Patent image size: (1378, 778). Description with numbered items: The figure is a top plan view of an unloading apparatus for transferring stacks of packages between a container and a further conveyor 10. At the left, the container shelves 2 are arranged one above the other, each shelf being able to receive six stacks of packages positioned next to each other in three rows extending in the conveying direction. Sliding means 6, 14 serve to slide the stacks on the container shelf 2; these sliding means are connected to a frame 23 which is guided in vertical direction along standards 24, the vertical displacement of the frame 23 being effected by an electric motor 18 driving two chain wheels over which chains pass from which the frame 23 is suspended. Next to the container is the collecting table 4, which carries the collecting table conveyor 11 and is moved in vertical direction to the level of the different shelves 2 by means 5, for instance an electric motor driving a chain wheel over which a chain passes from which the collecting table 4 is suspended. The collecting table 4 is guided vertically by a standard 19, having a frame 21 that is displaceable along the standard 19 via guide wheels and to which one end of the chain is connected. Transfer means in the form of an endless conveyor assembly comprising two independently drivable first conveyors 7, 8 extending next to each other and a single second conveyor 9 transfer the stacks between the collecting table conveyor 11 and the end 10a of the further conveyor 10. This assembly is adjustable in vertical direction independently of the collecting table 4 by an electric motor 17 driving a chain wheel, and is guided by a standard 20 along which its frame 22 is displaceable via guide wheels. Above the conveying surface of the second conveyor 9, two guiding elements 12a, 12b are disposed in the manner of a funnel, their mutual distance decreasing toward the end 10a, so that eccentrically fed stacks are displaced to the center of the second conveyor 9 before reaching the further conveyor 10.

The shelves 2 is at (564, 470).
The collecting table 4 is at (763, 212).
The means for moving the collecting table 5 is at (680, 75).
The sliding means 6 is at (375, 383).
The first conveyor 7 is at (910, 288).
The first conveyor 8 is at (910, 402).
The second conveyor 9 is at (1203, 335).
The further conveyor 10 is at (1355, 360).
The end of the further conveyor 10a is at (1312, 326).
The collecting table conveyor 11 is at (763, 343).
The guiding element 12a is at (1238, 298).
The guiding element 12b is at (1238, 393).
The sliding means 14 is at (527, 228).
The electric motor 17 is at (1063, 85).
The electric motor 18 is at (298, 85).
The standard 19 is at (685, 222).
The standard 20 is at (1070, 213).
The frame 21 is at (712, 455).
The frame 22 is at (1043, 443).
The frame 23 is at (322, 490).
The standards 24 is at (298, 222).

● ● ● ●

* Exercise goal
Reproduce every line of the records above word for word.

* Worked answer
Patent image size: (1378, 778). Description with numbered items: The figure is a top plan view of an unloading apparatus for transferring stacks of packages between a container and a further conveyor 10. At the left, the container shelves 2 are arranged one above the other, each shelf being able to receive six stacks of packages positioned next to each other in three rows extending in the conveying direction. Sliding means 6, 14 serve to slide the stacks on the container shelf 2; these sliding means are connected to a frame 23 which is guided in vertical direction along standards 24, the vertical displacement of the frame 23 being effected by an electric motor 18 driving two chain wheels over which chains pass from which the frame 23 is suspended. Next to the container is the collecting table 4, which carries the collecting table conveyor 11 and is moved in vertical direction to the level of the different shelves 2 by means 5, for instance an electric motor driving a chain wheel over which a chain passes from which the collecting table 4 is suspended. The collecting table 4 is guided vertically by a standard 19, having a frame 21 that is displaceable along the standard 19 via guide wheels and to which one end of the chain is connected. Transfer means in the form of an endless conveyor assembly comprising two independently drivable first conveyors 7, 8 extending next to each other and a single second conveyor 9 transfer the stacks between the collecting table conveyor 11 and the end 10a of the further conveyor 10. This assembly is adjustable in vertical direction independently of the collecting table 4 by an electric motor 17 driving a chain wheel, and is guided by a standard 20 along which its frame 22 is displaceable via guide wheels. Above the conveying surface of the second conveyor 9, two guiding elements 12a, 12b are disposed in the manner of a funnel, their mutual distance decreasing toward the end 10a, so that eccentrically fed stacks are displaced to the center of the second conveyor 9 before reaching the further conveyor 10.

The shelves 2 is at (564, 470).
The collecting table 4 is at (763, 212).
The means for moving the collecting table 5 is at (680, 75).
The sliding means 6 is at (375, 383).
The first conveyor 7 is at (910, 288).
The first conveyor 8 is at (910, 402).
The second conveyor 9 is at (1203, 335).
The further conveyor 10 is at (1355, 360).
The end of the further conveyor 10a is at (1312, 326).
The collecting table conveyor 11 is at (763, 343).
The guiding element 12a is at (1238, 298).
The guiding element 12b is at (1238, 393).
The sliding means 14 is at (527, 228).
The electric motor 17 is at (1063, 85).
The electric motor 18 is at (298, 85).
The standard 19 is at (685, 222).
The standard 20 is at (1070, 213).
The frame 21 is at (712, 455).
The frame 22 is at (1043, 443).
The frame 23 is at (322, 490).
The standards 24 is at (298, 222).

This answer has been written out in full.